━━━━━ Entries provided ━━━━━
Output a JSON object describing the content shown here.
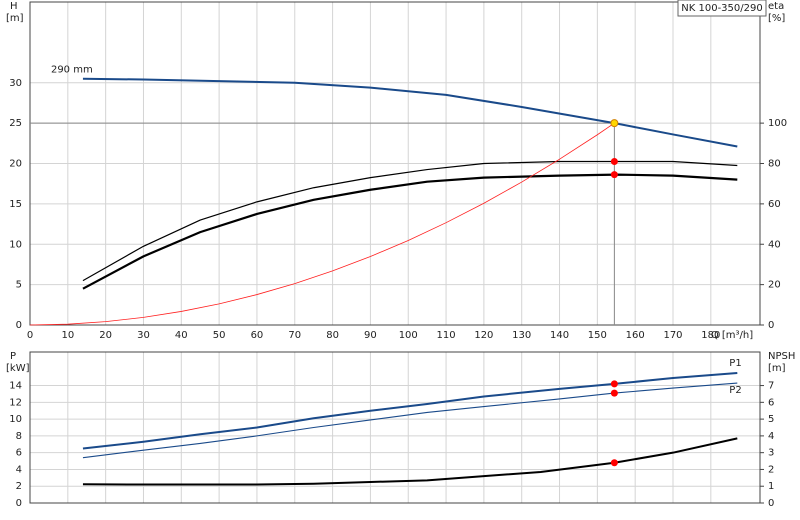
{
  "chart_data": [
    {
      "type": "line",
      "title": "NK 100-350/290",
      "ylabel": [
        "H",
        "[m]"
      ],
      "y2label": [
        "eta",
        "[%]"
      ],
      "xlabel": "Q [m³/h]",
      "xlim": [
        0,
        193
      ],
      "xticks": [
        0,
        10,
        20,
        30,
        40,
        50,
        60,
        70,
        80,
        90,
        100,
        110,
        120,
        130,
        140,
        150,
        160,
        170,
        180
      ],
      "ylim": [
        0,
        40
      ],
      "yticks": [
        0,
        5,
        10,
        15,
        20,
        25,
        30
      ],
      "y2lim": [
        0,
        160
      ],
      "y2ticks": [
        0,
        20,
        40,
        60,
        80,
        100
      ],
      "grid": true,
      "crosshair": {
        "x": 154.5,
        "y": 25,
        "color": "#888888"
      },
      "series": [
        {
          "name": "290 mm",
          "color": "#1a4a8a",
          "width": 2,
          "axis": "y",
          "x": [
            14,
            30,
            50,
            70,
            90,
            110,
            130,
            154.5,
            170,
            187
          ],
          "values": [
            30.5,
            30.4,
            30.2,
            30.0,
            29.4,
            28.5,
            27.0,
            25.0,
            23.6,
            22.1
          ]
        },
        {
          "color": "#000000",
          "width": 1.2,
          "axis": "y2",
          "x": [
            14,
            30,
            45,
            60,
            75,
            90,
            105,
            120,
            140,
            155,
            170,
            187
          ],
          "values": [
            22,
            39,
            52,
            61,
            68,
            73,
            77,
            80,
            81,
            81,
            81,
            79
          ]
        },
        {
          "color": "#000000",
          "width": 2.2,
          "axis": "y2",
          "x": [
            14,
            30,
            45,
            60,
            75,
            90,
            105,
            120,
            140,
            155,
            170,
            187
          ],
          "values": [
            18,
            34,
            46,
            55,
            62,
            67,
            71,
            73,
            74,
            74.5,
            74,
            72
          ]
        },
        {
          "color": "#ff2020",
          "width": 0.8,
          "axis": "y",
          "x": [
            0,
            10,
            20,
            30,
            40,
            50,
            60,
            70,
            80,
            90,
            100,
            110,
            120,
            130,
            140,
            150,
            154.5
          ],
          "values": [
            0,
            0.1,
            0.42,
            0.94,
            1.68,
            2.62,
            3.77,
            5.13,
            6.7,
            8.48,
            10.47,
            12.67,
            15.08,
            17.7,
            20.53,
            23.56,
            25
          ]
        }
      ],
      "markers": [
        {
          "x": 154.5,
          "y": 25,
          "axis": "y",
          "color": "#ffd700"
        },
        {
          "x": 154.5,
          "y": 81,
          "axis": "y2",
          "color": "#ff0000"
        },
        {
          "x": 154.5,
          "y": 74.5,
          "axis": "y2",
          "color": "#ff0000"
        }
      ]
    },
    {
      "type": "line",
      "ylabel": [
        "P",
        "[kW]"
      ],
      "y2label": [
        "NPSH",
        "[m]"
      ],
      "ylim": [
        0,
        18
      ],
      "yticks": [
        0,
        2,
        4,
        6,
        8,
        10,
        12,
        14
      ],
      "y2lim": [
        0,
        9
      ],
      "y2ticks": [
        0,
        1,
        2,
        3,
        4,
        5,
        6,
        7
      ],
      "grid": true,
      "series": [
        {
          "name": "P1",
          "color": "#1a4a8a",
          "width": 2,
          "axis": "y",
          "x": [
            14,
            30,
            45,
            60,
            75,
            90,
            105,
            120,
            140,
            154.5,
            170,
            187
          ],
          "values": [
            6.5,
            7.3,
            8.2,
            9.0,
            10.1,
            11.0,
            11.8,
            12.7,
            13.6,
            14.2,
            14.9,
            15.5
          ]
        },
        {
          "name": "P2",
          "color": "#1a4a8a",
          "width": 1.1,
          "axis": "y",
          "x": [
            14,
            30,
            45,
            60,
            75,
            90,
            105,
            120,
            140,
            154.5,
            170,
            187
          ],
          "values": [
            5.4,
            6.3,
            7.1,
            8.0,
            9.0,
            9.9,
            10.8,
            11.5,
            12.4,
            13.1,
            13.7,
            14.3
          ]
        },
        {
          "color": "#000000",
          "width": 2,
          "axis": "y2",
          "x": [
            14,
            30,
            60,
            75,
            90,
            105,
            120,
            135,
            154.5,
            170,
            187
          ],
          "values": [
            1.12,
            1.1,
            1.1,
            1.15,
            1.25,
            1.35,
            1.6,
            1.85,
            2.4,
            3.0,
            3.85
          ]
        }
      ],
      "markers": [
        {
          "x": 154.5,
          "y": 14.2,
          "axis": "y",
          "color": "#ff0000"
        },
        {
          "x": 154.5,
          "y": 13.1,
          "axis": "y",
          "color": "#ff0000"
        },
        {
          "x": 154.5,
          "y": 2.4,
          "axis": "y2",
          "color": "#ff0000"
        }
      ]
    }
  ]
}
━━━━━
Leave the pictures out, and print every line of the listing exactly as written.

» **Finished task**
Output a JSON object describing the content shown here.
{
  "chart_data": [
    {
      "type": "line",
      "title": "NK 100-350/290",
      "ylabel": [
        "H",
        "[m]"
      ],
      "y2label": [
        "eta",
        "[%]"
      ],
      "xlabel": "Q [m³/h]",
      "xlim": [
        0,
        193
      ],
      "xticks": [
        0,
        10,
        20,
        30,
        40,
        50,
        60,
        70,
        80,
        90,
        100,
        110,
        120,
        130,
        140,
        150,
        160,
        170,
        180
      ],
      "ylim": [
        0,
        40
      ],
      "yticks": [
        0,
        5,
        10,
        15,
        20,
        25,
        30
      ],
      "y2lim": [
        0,
        160
      ],
      "y2ticks": [
        0,
        20,
        40,
        60,
        80,
        100
      ],
      "grid": true,
      "crosshair": {
        "x": 154.5,
        "y": 25,
        "color": "#888888"
      },
      "series": [
        {
          "name": "290 mm",
          "color": "#1a4a8a",
          "width": 2,
          "axis": "y",
          "x": [
            14,
            30,
            50,
            70,
            90,
            110,
            130,
            154.5,
            170,
            187
          ],
          "values": [
            30.5,
            30.4,
            30.2,
            30.0,
            29.4,
            28.5,
            27.0,
            25.0,
            23.6,
            22.1
          ]
        },
        {
          "color": "#000000",
          "width": 1.2,
          "axis": "y2",
          "x": [
            14,
            30,
            45,
            60,
            75,
            90,
            105,
            120,
            140,
            155,
            170,
            187
          ],
          "values": [
            22,
            39,
            52,
            61,
            68,
            73,
            77,
            80,
            81,
            81,
            81,
            79
          ]
        },
        {
          "color": "#000000",
          "width": 2.2,
          "axis": "y2",
          "x": [
            14,
            30,
            45,
            60,
            75,
            90,
            105,
            120,
            140,
            155,
            170,
            187
          ],
          "values": [
            18,
            34,
            46,
            55,
            62,
            67,
            71,
            73,
            74,
            74.5,
            74,
            72
          ]
        },
        {
          "color": "#ff2020",
          "width": 0.8,
          "axis": "y",
          "x": [
            0,
            10,
            20,
            30,
            40,
            50,
            60,
            70,
            80,
            90,
            100,
            110,
            120,
            130,
            140,
            150,
            154.5
          ],
          "values": [
            0,
            0.1,
            0.42,
            0.94,
            1.68,
            2.62,
            3.77,
            5.13,
            6.7,
            8.48,
            10.47,
            12.67,
            15.08,
            17.7,
            20.53,
            23.56,
            25
          ]
        }
      ],
      "markers": [
        {
          "x": 154.5,
          "y": 25,
          "axis": "y",
          "color": "#ffd700"
        },
        {
          "x": 154.5,
          "y": 81,
          "axis": "y2",
          "color": "#ff0000"
        },
        {
          "x": 154.5,
          "y": 74.5,
          "axis": "y2",
          "color": "#ff0000"
        }
      ]
    },
    {
      "type": "line",
      "ylabel": [
        "P",
        "[kW]"
      ],
      "y2label": [
        "NPSH",
        "[m]"
      ],
      "ylim": [
        0,
        18
      ],
      "yticks": [
        0,
        2,
        4,
        6,
        8,
        10,
        12,
        14
      ],
      "y2lim": [
        0,
        9
      ],
      "y2ticks": [
        0,
        1,
        2,
        3,
        4,
        5,
        6,
        7
      ],
      "grid": true,
      "series": [
        {
          "name": "P1",
          "color": "#1a4a8a",
          "width": 2,
          "axis": "y",
          "x": [
            14,
            30,
            45,
            60,
            75,
            90,
            105,
            120,
            140,
            154.5,
            170,
            187
          ],
          "values": [
            6.5,
            7.3,
            8.2,
            9.0,
            10.1,
            11.0,
            11.8,
            12.7,
            13.6,
            14.2,
            14.9,
            15.5
          ]
        },
        {
          "name": "P2",
          "color": "#1a4a8a",
          "width": 1.1,
          "axis": "y",
          "x": [
            14,
            30,
            45,
            60,
            75,
            90,
            105,
            120,
            140,
            154.5,
            170,
            187
          ],
          "values": [
            5.4,
            6.3,
            7.1,
            8.0,
            9.0,
            9.9,
            10.8,
            11.5,
            12.4,
            13.1,
            13.7,
            14.3
          ]
        },
        {
          "color": "#000000",
          "width": 2,
          "axis": "y2",
          "x": [
            14,
            30,
            60,
            75,
            90,
            105,
            120,
            135,
            154.5,
            170,
            187
          ],
          "values": [
            1.12,
            1.1,
            1.1,
            1.15,
            1.25,
            1.35,
            1.6,
            1.85,
            2.4,
            3.0,
            3.85
          ]
        }
      ],
      "markers": [
        {
          "x": 154.5,
          "y": 14.2,
          "axis": "y",
          "color": "#ff0000"
        },
        {
          "x": 154.5,
          "y": 13.1,
          "axis": "y",
          "color": "#ff0000"
        },
        {
          "x": 154.5,
          "y": 2.4,
          "axis": "y2",
          "color": "#ff0000"
        }
      ]
    }
  ]
}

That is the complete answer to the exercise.